## Description of the task
Extract every line that contains the string "document".

··· Records shown

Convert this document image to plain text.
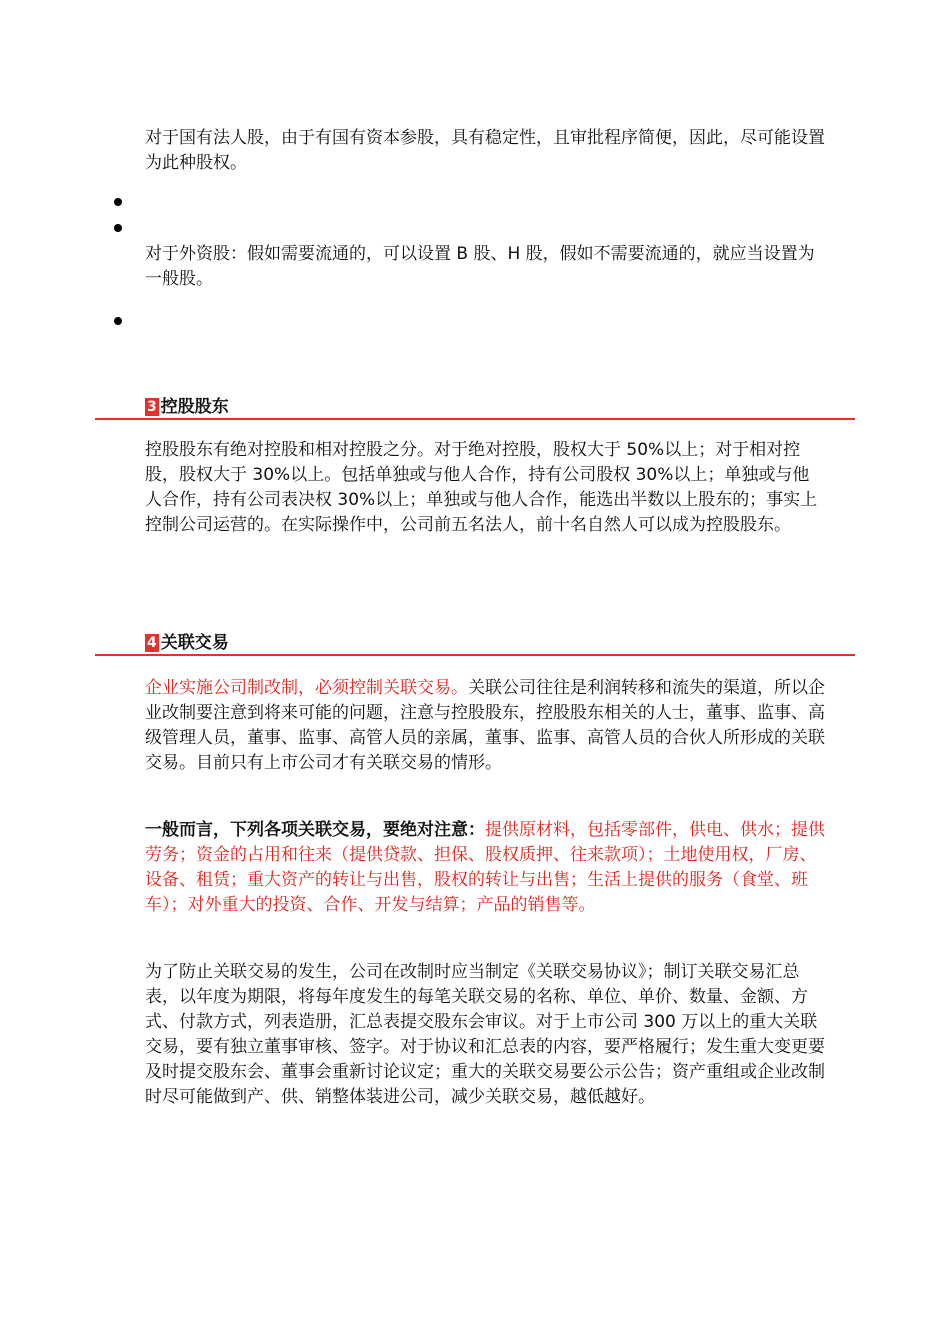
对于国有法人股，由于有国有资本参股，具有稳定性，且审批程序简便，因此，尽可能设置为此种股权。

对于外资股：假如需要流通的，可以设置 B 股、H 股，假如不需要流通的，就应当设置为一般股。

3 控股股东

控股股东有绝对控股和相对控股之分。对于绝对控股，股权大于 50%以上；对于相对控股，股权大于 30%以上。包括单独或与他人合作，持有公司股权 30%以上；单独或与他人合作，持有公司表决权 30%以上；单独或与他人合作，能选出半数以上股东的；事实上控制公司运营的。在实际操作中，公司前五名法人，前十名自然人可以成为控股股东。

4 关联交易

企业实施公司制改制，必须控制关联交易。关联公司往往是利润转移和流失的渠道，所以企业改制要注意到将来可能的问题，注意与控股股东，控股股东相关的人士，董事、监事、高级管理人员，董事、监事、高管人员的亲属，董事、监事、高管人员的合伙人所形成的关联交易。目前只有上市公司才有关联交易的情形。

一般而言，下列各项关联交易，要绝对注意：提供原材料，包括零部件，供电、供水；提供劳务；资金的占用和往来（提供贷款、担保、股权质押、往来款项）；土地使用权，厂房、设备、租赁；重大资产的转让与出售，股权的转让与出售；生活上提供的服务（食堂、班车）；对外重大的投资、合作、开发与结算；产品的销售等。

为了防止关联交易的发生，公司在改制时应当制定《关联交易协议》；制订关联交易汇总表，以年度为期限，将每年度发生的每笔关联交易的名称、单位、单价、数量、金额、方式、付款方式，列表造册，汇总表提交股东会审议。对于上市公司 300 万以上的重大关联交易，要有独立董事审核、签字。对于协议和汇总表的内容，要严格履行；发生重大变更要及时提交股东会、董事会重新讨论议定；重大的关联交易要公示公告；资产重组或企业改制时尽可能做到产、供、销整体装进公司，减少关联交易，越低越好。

······
··· Records shown

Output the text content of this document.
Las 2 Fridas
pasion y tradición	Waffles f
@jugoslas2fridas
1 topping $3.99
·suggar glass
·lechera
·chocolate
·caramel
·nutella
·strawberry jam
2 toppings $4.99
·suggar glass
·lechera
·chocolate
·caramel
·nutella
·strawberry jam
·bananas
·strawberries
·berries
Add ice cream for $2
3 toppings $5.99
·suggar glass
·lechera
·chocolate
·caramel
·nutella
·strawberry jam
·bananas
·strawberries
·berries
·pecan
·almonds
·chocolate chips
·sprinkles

······

## Solution for this problem
Convert this document image to plain text.
Output the text content of this document.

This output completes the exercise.